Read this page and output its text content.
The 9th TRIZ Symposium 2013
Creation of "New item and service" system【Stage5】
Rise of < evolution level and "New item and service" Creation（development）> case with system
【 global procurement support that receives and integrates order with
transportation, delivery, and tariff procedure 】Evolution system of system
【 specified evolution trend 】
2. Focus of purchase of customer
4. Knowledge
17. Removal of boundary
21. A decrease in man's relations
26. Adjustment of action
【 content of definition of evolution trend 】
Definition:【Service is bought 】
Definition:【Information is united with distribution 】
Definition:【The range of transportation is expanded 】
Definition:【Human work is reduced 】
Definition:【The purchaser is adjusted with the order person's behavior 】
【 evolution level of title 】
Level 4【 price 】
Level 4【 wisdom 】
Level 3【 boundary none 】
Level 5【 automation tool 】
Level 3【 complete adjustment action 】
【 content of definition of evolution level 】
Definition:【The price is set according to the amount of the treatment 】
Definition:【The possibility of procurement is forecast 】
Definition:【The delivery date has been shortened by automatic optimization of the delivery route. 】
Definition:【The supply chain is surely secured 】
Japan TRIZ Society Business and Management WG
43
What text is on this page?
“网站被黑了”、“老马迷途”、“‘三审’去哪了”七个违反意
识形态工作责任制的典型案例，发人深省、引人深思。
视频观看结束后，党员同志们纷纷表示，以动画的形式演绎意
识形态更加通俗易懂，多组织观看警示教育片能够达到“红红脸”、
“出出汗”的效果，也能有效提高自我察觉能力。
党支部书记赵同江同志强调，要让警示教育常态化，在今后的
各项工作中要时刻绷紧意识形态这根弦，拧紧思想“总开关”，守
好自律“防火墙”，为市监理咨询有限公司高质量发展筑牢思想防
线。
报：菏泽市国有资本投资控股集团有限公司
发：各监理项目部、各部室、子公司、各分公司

########################################

■ **WRITTEN INSTRUCTION**
Write out, word for word, the line containing "What text is on this page?" and every line after it to the end of the data above.

■ **THE OUTPUT**
What text is on this page?
“网站被黑了”、“老马迷途”、“‘三审’去哪了”七个违反意
识形态工作责任制的典型案例，发人深省、引人深思。
视频观看结束后，党员同志们纷纷表示，以动画的形式演绎意
识形态更加通俗易懂，多组织观看警示教育片能够达到“红红脸”、
“出出汗”的效果，也能有效提高自我察觉能力。
党支部书记赵同江同志强调，要让警示教育常态化，在今后的
各项工作中要时刻绷紧意识形态这根弦，拧紧思想“总开关”，守
好自律“防火墙”，为市监理咨询有限公司高质量发展筑牢思想防
线。
报：菏泽市国有资本投资控股集团有限公司
发：各监理项目部、各部室、子公司、各分公司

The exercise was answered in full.